▶ **YOUR GOAL**
Skip the images and return the records below exactly.

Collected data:
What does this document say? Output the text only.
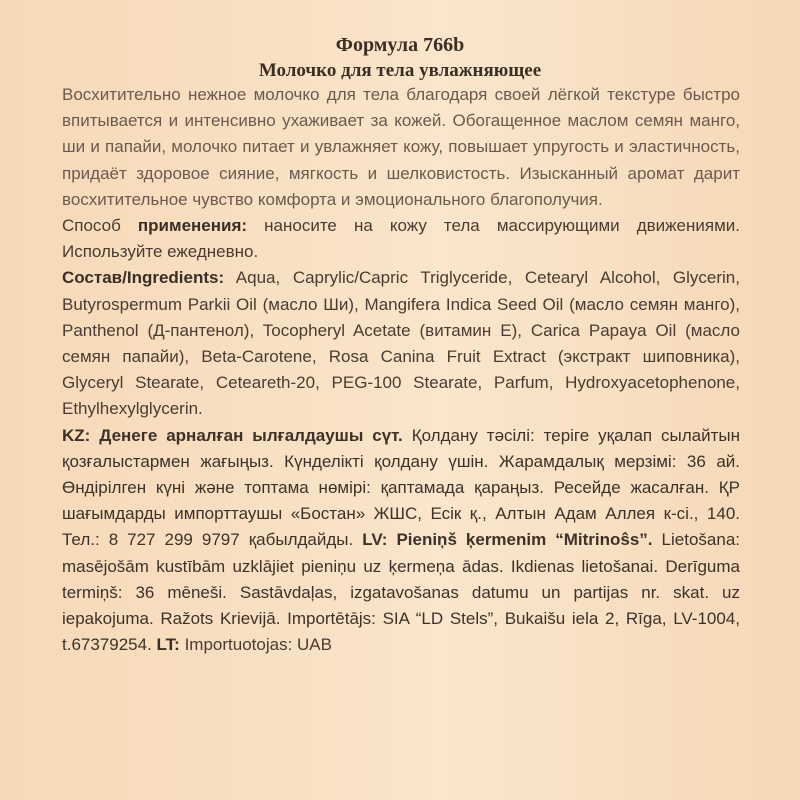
Формула 766b
Молочко для тела увлажняющее

Восхитительно нежное молочко для тела благодаря своей лёгкой текстуре быстро впитывается и интенсивно ухаживает за кожей. Обогащенное маслом семян манго, ши и папайи, молочко питает и увлажняет кожу, повышает упругость и эластичность, придаёт здоровое сияние, мягкость и шелковистость. Изысканный аромат дарит восхитительное чувство комфорта и эмоционального благополучия.

Способ применения: наносите на кожу тела массирующими движениями. Используйте ежедневно.

Состав/Ingredients: Aqua, Caprylic/Capric Triglyceride, Cetearyl Alcohol, Glycerin, Butyrospermum Parkii Oil (масло Ши), Mangifera Indica Seed Oil (масло семян манго), Panthenol (Д-пантенол), Tocopheryl Acetate (витамин Е), Carica Papaya Oil (масло семян папайи), Beta-Carotene, Rosa Canina Fruit Extract (экстракт шиповника), Glyceryl Stearate, Ceteareth-20, PEG-100 Stearate, Parfum, Hydroxyacetophenone, Ethylhexylglycerin.

KZ: Денеге арналған ылғалдаушы сүт. Қолдану тәсілі: теріге уқалап сылайтын қозғалыстармен жағыңыз. Күнделікті қолдану үшін. Жарамдалық мерзімі: 36 ай. Өндірілген күні және топтама нөмірі: қаптамада қараңыз. Ресейде жасалған. ҚР шағымдарды импорттаушы «Бостан» ЖШС, Есік қ., Алтын Адам Аллея к-сі., 140. Тел.: 8 727 299 9797 қабылдайды. LV: Pieniņš ķermenim “Mitrinoŝs”. Lietošana: masējošām kustībām uzklājiet pieniņu uz ķermeņa ādas. Ikdienas lietošanai. Derīguma termiņš: 36 mēneši. Sastāvdaļas, izgatavošanas datumu un partijas nr. skat. uz iepakojuma. Ražots Krievijā. Importētājs: SIA “LD Stels”, Bukaišu iela 2, Rīga, LV-1004, t.67379254. LT: Importuotojas: UAB
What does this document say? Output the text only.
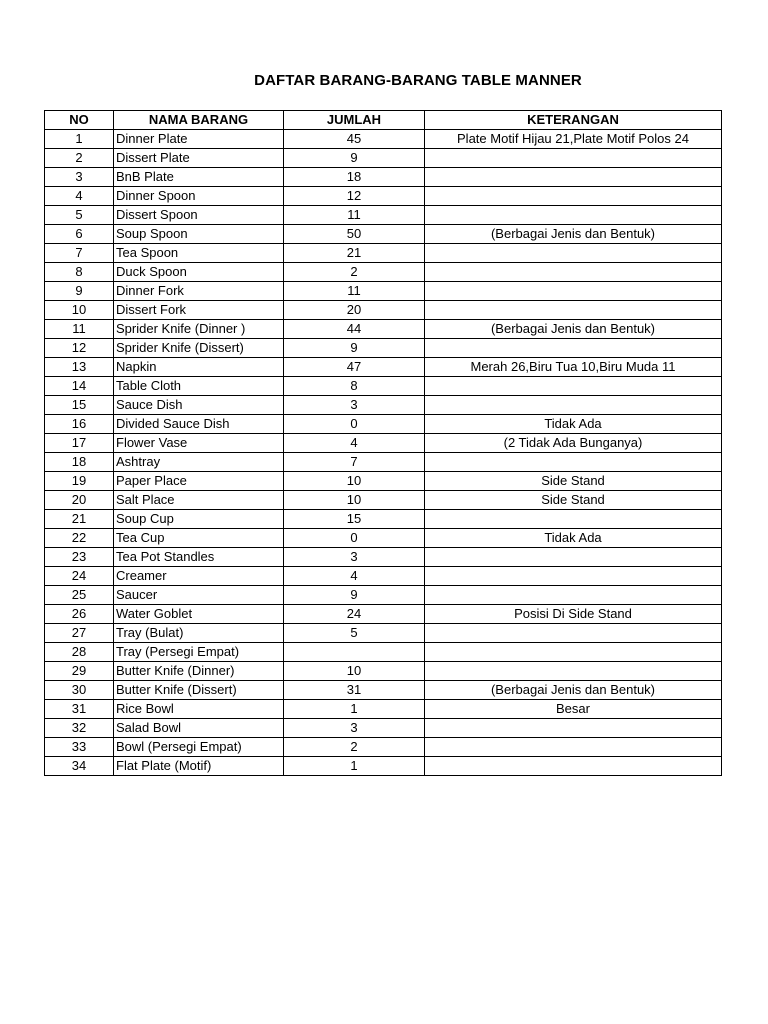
DAFTAR BARANG-BARANG TABLE MANNER
NO	NAMA BARANG	JUMLAH	KETERANGAN
1	Dinner Plate	45	Plate Motif Hijau 21,Plate Motif Polos 24
2	Dissert Plate	9	
3	BnB Plate	18	
4	Dinner Spoon	12	
5	Dissert Spoon	11	
6	Soup Spoon	50	(Berbagai Jenis dan Bentuk)
7	Tea Spoon	21	
8	Duck Spoon	2	
9	Dinner Fork	11	
10	Dissert Fork	20	
11	Sprider Knife (Dinner )	44	(Berbagai Jenis dan Bentuk)
12	Sprider Knife (Dissert)	9	
13	Napkin	47	Merah 26,Biru Tua 10,Biru Muda 11
14	Table Cloth	8	
15	Sauce Dish	3	
16	Divided Sauce Dish	0	Tidak Ada
17	Flower Vase	4	(2 Tidak Ada Bunganya)
18	Ashtray	7	
19	Paper Place	10	Side Stand
20	Salt Place	10	Side Stand
21	Soup Cup	15	
22	Tea Cup	0	Tidak Ada
23	Tea Pot Standles	3	
24	Creamer	4	
25	Saucer	9	
26	Water Goblet	24	Posisi Di Side Stand
27	Tray (Bulat)	5	
28	Tray (Persegi Empat)		
29	Butter Knife (Dinner)	10	
30	Butter Knife (Dissert)	31	(Berbagai Jenis dan Bentuk)
31	Rice Bowl	1	Besar
32	Salad Bowl	3	
33	Bowl (Persegi Empat)	2	
34	Flat Plate (Motif)	1	
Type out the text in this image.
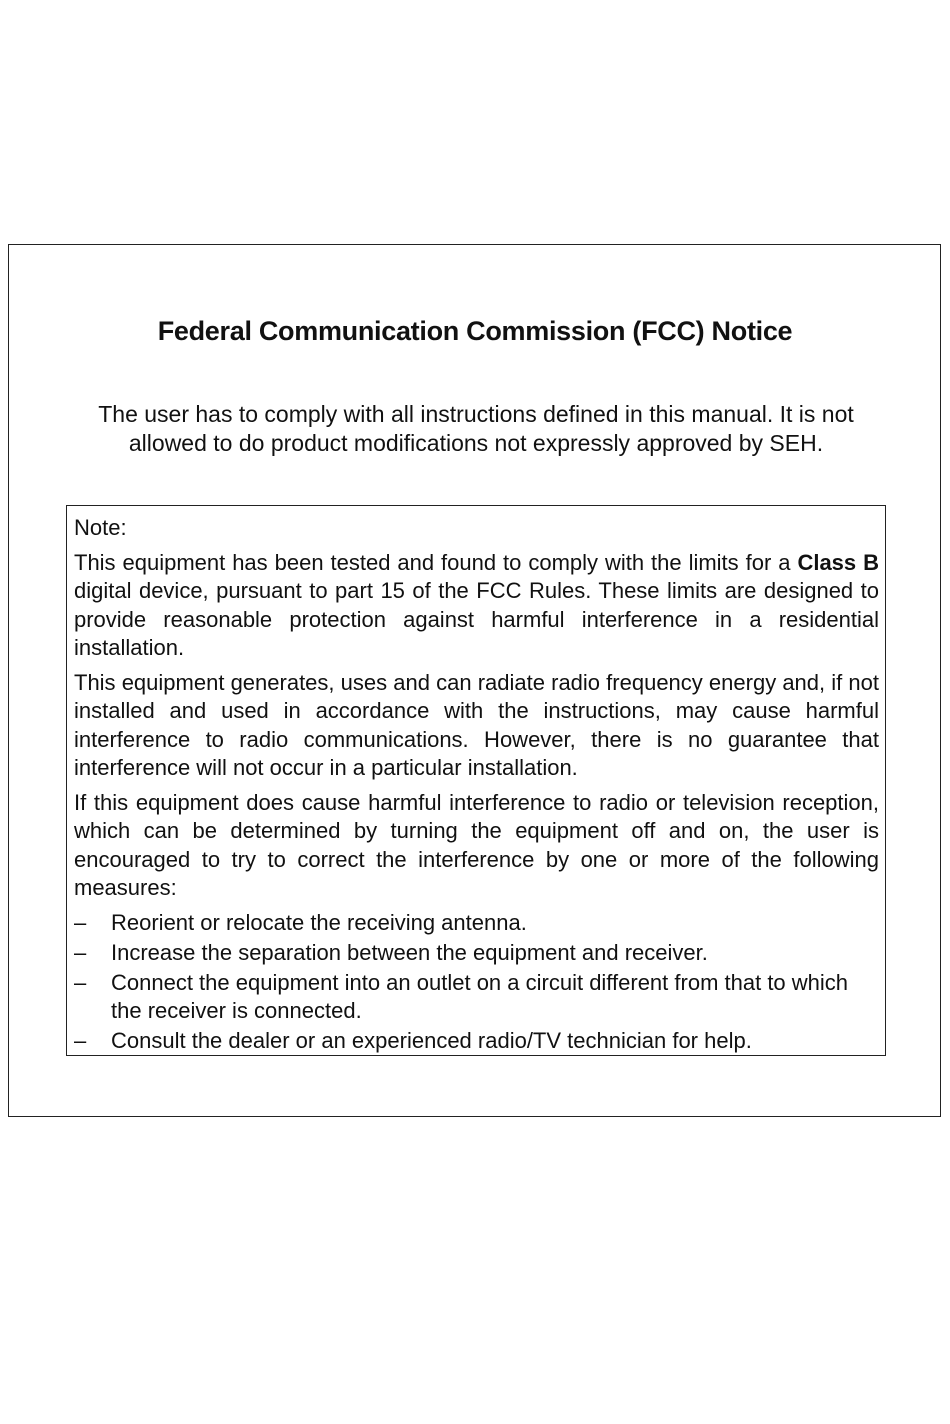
Federal Communication Commission (FCC) Notice
The user has to comply with all instructions defined in this manual. It is not allowed to do product modifications not expressly approved by SEH.
Note:

This equipment has been tested and found to comply with the limits for a Class B digital device, pursuant to part 15 of the FCC Rules. These limits are designed to provide reasonable protection against harmful interference in a residential installation.

This equipment generates, uses and can radiate radio frequency energy and, if not installed and used in accordance with the instructions, may cause harmful interference to radio communications. However, there is no guarantee that interference will not occur in a particular installation.

If this equipment does cause harmful interference to radio or television reception, which can be determined by turning the equipment off and on, the user is encouraged to try to correct the interference by one or more of the following measures:

– Reorient or relocate the receiving antenna.
– Increase the separation between the equipment and receiver.
– Connect the equipment into an outlet on a circuit different from that to which the receiver is connected.
– Consult the dealer or an experienced radio/TV technician for help.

▶ **SOLUTION TO THIS TASK**
What does this document say? Output the text only.
Формула 766b
Молочко для тела увлажняющее

Восхитительно нежное молочко для тела благодаря своей лёгкой текстуре быстро впитывается и интенсивно ухаживает за кожей. Обогащенное маслом семян манго, ши и папайи, молочко питает и увлажняет кожу, повышает упругость и эластичность, придаёт здоровое сияние, мягкость и шелковистость. Изысканный аромат дарит восхитительное чувство комфорта и эмоционального благополучия.

Способ применения: наносите на кожу тела массирующими движениями. Используйте ежедневно.

Состав/Ingredients: Aqua, Caprylic/Capric Triglyceride, Cetearyl Alcohol, Glycerin, Butyrospermum Parkii Oil (масло Ши), Mangifera Indica Seed Oil (масло семян манго), Panthenol (Д-пантенол), Tocopheryl Acetate (витамин Е), Carica Papaya Oil (масло семян папайи), Beta-Carotene, Rosa Canina Fruit Extract (экстракт шиповника), Glyceryl Stearate, Ceteareth-20, PEG-100 Stearate, Parfum, Hydroxyacetophenone, Ethylhexylglycerin.

KZ: Денеге арналған ылғалдаушы сүт. Қолдану тәсілі: теріге уқалап сылайтын қозғалыстармен жағыңыз. Күнделікті қолдану үшін. Жарамдалық мерзімі: 36 ай. Өндірілген күні және топтама нөмірі: қаптамада қараңыз. Ресейде жасалған. ҚР шағымдарды импорттаушы «Бостан» ЖШС, Есік қ., Алтын Адам Аллея к-сі., 140. Тел.: 8 727 299 9797 қабылдайды. LV: Pieniņš ķermenim “Mitrinoŝs”. Lietošana: masējošām kustībām uzklājiet pieniņu uz ķermeņa ādas. Ikdienas lietošanai. Derīguma termiņš: 36 mēneši. Sastāvdaļas, izgatavošanas datumu un partijas nr. skat. uz iepakojuma. Ražots Krievijā. Importētājs: SIA “LD Stels”, Bukaišu iela 2, Rīga, LV-1004, t.67379254. LT: Importuotojas: UAB
What does this document say? Output the text only.
DAFTAR BARANG-BARANG TABLE MANNER
NO	NAMA BARANG	JUMLAH	KETERANGAN
1	Dinner Plate	45	Plate Motif Hijau 21,Plate Motif Polos 24
2	Dissert Plate	9	
3	BnB Plate	18	
4	Dinner Spoon	12	
5	Dissert Spoon	11	
6	Soup Spoon	50	(Berbagai Jenis dan Bentuk)
7	Tea Spoon	21	
8	Duck Spoon	2	
9	Dinner Fork	11	
10	Dissert Fork	20	
11	Sprider Knife (Dinner )	44	(Berbagai Jenis dan Bentuk)
12	Sprider Knife (Dissert)	9	
13	Napkin	47	Merah 26,Biru Tua 10,Biru Muda 11
14	Table Cloth	8	
15	Sauce Dish	3	
16	Divided Sauce Dish	0	Tidak Ada
17	Flower Vase	4	(2 Tidak Ada Bunganya)
18	Ashtray	7	
19	Paper Place	10	Side Stand
20	Salt Place	10	Side Stand
21	Soup Cup	15	
22	Tea Cup	0	Tidak Ada
23	Tea Pot Standles	3	
24	Creamer	4	
25	Saucer	9	
26	Water Goblet	24	Posisi Di Side Stand
27	Tray (Bulat)	5	
28	Tray (Persegi Empat)		
29	Butter Knife (Dinner)	10	
30	Butter Knife (Dissert)	31	(Berbagai Jenis dan Bentuk)
31	Rice Bowl	1	Besar
32	Salad Bowl	3	
33	Bowl (Persegi Empat)	2	
34	Flat Plate (Motif)	1	
Type out the text in this image.
Federal Communication Commission (FCC) Notice
The user has to comply with all instructions defined in this manual. It is not allowed to do product modifications not expressly approved by SEH.
Note:

This equipment has been tested and found to comply with the limits for a Class B digital device, pursuant to part 15 of the FCC Rules. These limits are designed to provide reasonable protection against harmful interference in a residential installation.

This equipment generates, uses and can radiate radio frequency energy and, if not installed and used in accordance with the instructions, may cause harmful interference to radio communications. However, there is no guarantee that interference will not occur in a particular installation.

If this equipment does cause harmful interference to radio or television reception, which can be determined by turning the equipment off and on, the user is encouraged to try to correct the interference by one or more of the following measures:

– Reorient or relocate the receiving antenna.
– Increase the separation between the equipment and receiver.
– Connect the equipment into an outlet on a circuit different from that to which the receiver is connected.
– Consult the dealer or an experienced radio/TV technician for help.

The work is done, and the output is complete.